• _What to produce_
Lines containing the word "name" are the ones to copy from the records below.

• _Data for this task_
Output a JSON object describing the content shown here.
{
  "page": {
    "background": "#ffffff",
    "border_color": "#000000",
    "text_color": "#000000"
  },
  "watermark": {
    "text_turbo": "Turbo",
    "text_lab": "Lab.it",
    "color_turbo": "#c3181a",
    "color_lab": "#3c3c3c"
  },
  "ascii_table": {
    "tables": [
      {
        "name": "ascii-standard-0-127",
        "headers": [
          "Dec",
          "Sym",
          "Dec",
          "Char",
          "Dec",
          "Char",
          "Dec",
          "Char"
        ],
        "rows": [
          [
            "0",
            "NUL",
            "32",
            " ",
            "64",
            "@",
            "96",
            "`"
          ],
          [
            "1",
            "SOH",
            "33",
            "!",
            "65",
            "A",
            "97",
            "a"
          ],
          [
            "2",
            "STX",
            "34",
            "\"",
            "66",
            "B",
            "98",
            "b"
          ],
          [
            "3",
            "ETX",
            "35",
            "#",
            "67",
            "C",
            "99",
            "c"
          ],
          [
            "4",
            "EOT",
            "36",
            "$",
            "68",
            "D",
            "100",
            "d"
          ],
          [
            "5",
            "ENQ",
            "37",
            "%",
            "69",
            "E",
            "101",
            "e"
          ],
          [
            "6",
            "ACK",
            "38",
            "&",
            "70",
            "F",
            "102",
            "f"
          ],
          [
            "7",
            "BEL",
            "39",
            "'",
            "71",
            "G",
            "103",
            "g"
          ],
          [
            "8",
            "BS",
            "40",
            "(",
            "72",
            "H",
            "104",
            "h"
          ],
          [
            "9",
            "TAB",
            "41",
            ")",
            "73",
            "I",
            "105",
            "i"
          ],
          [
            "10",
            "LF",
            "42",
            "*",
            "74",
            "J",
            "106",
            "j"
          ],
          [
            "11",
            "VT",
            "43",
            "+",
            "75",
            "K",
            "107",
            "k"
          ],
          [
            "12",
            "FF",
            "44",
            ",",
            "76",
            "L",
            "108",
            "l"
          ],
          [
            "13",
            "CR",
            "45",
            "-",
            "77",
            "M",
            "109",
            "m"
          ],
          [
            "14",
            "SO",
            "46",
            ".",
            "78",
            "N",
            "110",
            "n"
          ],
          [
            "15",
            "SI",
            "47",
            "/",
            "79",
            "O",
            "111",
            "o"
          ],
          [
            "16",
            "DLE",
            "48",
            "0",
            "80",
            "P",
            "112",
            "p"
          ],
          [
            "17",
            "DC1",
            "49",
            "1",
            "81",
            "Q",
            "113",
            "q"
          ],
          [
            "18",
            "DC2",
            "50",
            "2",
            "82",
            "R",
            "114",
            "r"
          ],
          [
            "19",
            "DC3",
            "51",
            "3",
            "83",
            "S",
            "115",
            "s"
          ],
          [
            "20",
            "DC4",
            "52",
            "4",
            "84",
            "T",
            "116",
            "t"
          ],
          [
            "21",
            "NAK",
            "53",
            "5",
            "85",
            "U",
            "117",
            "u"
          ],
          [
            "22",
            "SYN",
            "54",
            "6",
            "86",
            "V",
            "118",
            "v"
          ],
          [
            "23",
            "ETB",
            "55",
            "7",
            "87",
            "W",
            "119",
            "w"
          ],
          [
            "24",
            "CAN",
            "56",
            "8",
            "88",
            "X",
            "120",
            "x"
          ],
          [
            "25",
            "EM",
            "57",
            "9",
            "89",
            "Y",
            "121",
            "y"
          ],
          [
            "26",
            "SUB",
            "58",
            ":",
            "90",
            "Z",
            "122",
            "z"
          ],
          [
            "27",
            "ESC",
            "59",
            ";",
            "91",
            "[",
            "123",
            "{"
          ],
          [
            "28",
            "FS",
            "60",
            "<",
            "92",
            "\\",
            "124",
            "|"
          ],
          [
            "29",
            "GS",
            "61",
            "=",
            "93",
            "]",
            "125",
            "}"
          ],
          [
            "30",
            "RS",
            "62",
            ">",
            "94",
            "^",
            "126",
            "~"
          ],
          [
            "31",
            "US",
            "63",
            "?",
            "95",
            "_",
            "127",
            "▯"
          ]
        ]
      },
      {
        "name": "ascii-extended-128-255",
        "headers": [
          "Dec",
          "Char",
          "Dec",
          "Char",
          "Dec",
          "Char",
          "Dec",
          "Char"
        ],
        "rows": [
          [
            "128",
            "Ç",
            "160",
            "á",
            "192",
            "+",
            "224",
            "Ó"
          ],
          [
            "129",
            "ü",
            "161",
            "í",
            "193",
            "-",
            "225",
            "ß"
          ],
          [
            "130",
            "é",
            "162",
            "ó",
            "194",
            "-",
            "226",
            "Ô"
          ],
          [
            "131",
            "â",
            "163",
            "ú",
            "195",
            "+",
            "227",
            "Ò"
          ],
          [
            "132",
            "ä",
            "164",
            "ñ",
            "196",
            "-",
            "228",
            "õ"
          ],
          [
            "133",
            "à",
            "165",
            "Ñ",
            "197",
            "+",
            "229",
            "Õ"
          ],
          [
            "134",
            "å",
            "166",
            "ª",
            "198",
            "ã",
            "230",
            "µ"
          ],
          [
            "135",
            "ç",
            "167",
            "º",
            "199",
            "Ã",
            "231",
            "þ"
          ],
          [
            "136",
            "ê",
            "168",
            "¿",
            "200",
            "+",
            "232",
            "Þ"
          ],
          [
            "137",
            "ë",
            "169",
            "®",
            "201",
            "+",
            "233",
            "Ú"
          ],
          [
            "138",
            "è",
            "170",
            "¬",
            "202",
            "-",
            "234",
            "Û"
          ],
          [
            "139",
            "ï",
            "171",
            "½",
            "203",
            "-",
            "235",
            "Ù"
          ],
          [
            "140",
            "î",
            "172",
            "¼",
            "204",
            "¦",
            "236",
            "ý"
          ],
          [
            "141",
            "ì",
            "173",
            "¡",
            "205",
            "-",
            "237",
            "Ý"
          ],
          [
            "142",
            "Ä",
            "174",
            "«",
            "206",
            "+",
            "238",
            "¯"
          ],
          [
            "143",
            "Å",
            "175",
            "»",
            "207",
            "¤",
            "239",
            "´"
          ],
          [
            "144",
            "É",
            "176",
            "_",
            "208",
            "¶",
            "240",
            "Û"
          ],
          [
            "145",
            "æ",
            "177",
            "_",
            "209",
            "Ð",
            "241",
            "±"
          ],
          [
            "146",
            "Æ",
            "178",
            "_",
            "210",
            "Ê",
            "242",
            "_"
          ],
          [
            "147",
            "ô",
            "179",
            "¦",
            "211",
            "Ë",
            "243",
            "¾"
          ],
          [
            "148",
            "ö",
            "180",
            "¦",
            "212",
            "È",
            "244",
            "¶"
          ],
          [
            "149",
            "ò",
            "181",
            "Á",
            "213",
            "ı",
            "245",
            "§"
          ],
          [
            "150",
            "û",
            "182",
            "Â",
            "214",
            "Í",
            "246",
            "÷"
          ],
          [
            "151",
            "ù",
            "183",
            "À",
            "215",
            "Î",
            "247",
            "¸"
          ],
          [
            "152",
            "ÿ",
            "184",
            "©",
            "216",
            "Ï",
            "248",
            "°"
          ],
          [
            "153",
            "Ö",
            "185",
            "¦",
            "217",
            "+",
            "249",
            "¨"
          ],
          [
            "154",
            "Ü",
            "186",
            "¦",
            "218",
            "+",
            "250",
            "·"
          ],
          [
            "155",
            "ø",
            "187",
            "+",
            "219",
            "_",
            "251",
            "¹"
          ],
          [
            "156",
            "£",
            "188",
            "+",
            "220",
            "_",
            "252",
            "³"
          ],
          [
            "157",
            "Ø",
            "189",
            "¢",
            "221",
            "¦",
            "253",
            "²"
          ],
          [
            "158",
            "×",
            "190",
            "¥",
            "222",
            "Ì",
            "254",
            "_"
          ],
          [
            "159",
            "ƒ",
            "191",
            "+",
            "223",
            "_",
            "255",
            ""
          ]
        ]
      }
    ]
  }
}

• _Final result_
        "name": "ascii-standard-0-127",
        "name": "ascii-extended-128-255",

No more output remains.